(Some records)
═══

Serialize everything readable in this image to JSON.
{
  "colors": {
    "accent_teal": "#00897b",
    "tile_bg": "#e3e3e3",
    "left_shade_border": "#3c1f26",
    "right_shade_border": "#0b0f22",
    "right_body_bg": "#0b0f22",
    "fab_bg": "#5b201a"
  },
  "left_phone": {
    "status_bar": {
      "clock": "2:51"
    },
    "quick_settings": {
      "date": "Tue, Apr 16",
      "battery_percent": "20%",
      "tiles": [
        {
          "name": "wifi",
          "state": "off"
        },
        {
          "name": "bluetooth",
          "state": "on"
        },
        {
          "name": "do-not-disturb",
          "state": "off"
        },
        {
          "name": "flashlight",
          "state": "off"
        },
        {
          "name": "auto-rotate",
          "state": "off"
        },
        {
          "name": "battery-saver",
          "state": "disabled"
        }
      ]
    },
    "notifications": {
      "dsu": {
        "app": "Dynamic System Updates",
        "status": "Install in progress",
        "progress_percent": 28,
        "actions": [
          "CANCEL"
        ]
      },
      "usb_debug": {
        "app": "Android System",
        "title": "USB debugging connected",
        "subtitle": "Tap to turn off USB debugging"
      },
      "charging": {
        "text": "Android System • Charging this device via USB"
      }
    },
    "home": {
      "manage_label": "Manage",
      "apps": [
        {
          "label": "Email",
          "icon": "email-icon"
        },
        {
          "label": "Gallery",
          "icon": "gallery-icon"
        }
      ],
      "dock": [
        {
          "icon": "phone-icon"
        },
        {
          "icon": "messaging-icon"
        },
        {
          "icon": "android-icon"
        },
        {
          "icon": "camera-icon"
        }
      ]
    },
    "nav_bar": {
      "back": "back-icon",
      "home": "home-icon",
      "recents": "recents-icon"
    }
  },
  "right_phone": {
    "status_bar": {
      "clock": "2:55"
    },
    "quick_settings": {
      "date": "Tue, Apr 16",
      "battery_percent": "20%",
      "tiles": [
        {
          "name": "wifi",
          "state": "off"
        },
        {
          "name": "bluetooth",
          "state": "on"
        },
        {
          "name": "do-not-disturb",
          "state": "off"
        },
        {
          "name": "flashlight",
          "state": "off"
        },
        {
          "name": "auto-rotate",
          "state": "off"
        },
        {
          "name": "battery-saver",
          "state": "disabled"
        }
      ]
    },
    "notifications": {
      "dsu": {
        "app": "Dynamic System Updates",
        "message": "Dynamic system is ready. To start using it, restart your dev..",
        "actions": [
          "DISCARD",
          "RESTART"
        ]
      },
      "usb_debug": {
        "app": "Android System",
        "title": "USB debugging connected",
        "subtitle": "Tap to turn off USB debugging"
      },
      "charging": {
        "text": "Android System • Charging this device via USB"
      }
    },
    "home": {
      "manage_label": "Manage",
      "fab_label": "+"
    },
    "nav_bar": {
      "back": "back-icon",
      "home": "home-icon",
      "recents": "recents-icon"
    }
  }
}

═══

▶ **The problem**: Extract the complete listing verbatim.

▶ **Right answer**:
Serialize everything readable in this image to JSON.
{
  "colors": {
    "accent_teal": "#00897b",
    "tile_bg": "#e3e3e3",
    "left_shade_border": "#3c1f26",
    "right_shade_border": "#0b0f22",
    "right_body_bg": "#0b0f22",
    "fab_bg": "#5b201a"
  },
  "left_phone": {
    "status_bar": {
      "clock": "2:51"
    },
    "quick_settings": {
      "date": "Tue, Apr 16",
      "battery_percent": "20%",
      "tiles": [
        {
          "name": "wifi",
          "state": "off"
        },
        {
          "name": "bluetooth",
          "state": "on"
        },
        {
          "name": "do-not-disturb",
          "state": "off"
        },
        {
          "name": "flashlight",
          "state": "off"
        },
        {
          "name": "auto-rotate",
          "state": "off"
        },
        {
          "name": "battery-saver",
          "state": "disabled"
        }
      ]
    },
    "notifications": {
      "dsu": {
        "app": "Dynamic System Updates",
        "status": "Install in progress",
        "progress_percent": 28,
        "actions": [
          "CANCEL"
        ]
      },
      "usb_debug": {
        "app": "Android System",
        "title": "USB debugging connected",
        "subtitle": "Tap to turn off USB debugging"
      },
      "charging": {
        "text": "Android System • Charging this device via USB"
      }
    },
    "home": {
      "manage_label": "Manage",
      "apps": [
        {
          "label": "Email",
          "icon": "email-icon"
        },
        {
          "label": "Gallery",
          "icon": "gallery-icon"
        }
      ],
      "dock": [
        {
          "icon": "phone-icon"
        },
        {
          "icon": "messaging-icon"
        },
        {
          "icon": "android-icon"
        },
        {
          "icon": "camera-icon"
        }
      ]
    },
    "nav_bar": {
      "back": "back-icon",
      "home": "home-icon",
      "recents": "recents-icon"
    }
  },
  "right_phone": {
    "status_bar": {
      "clock": "2:55"
    },
    "quick_settings": {
      "date": "Tue, Apr 16",
      "battery_percent": "20%",
      "tiles": [
        {
          "name": "wifi",
          "state": "off"
        },
        {
          "name": "bluetooth",
          "state": "on"
        },
        {
          "name": "do-not-disturb",
          "state": "off"
        },
        {
          "name": "flashlight",
          "state": "off"
        },
        {
          "name": "auto-rotate",
          "state": "off"
        },
        {
          "name": "battery-saver",
          "state": "disabled"
        }
      ]
    },
    "notifications": {
      "dsu": {
        "app": "Dynamic System Updates",
        "message": "Dynamic system is ready. To start using it, restart your dev..",
        "actions": [
          "DISCARD",
          "RESTART"
        ]
      },
      "usb_debug": {
        "app": "Android System",
        "title": "USB debugging connected",
        "subtitle": "Tap to turn off USB debugging"
      },
      "charging": {
        "text": "Android System • Charging this device via USB"
      }
    },
    "home": {
      "manage_label": "Manage",
      "fab_label": "+"
    },
    "nav_bar": {
      "back": "back-icon",
      "home": "home-icon",
      "recents": "recents-icon"
    }
  }
}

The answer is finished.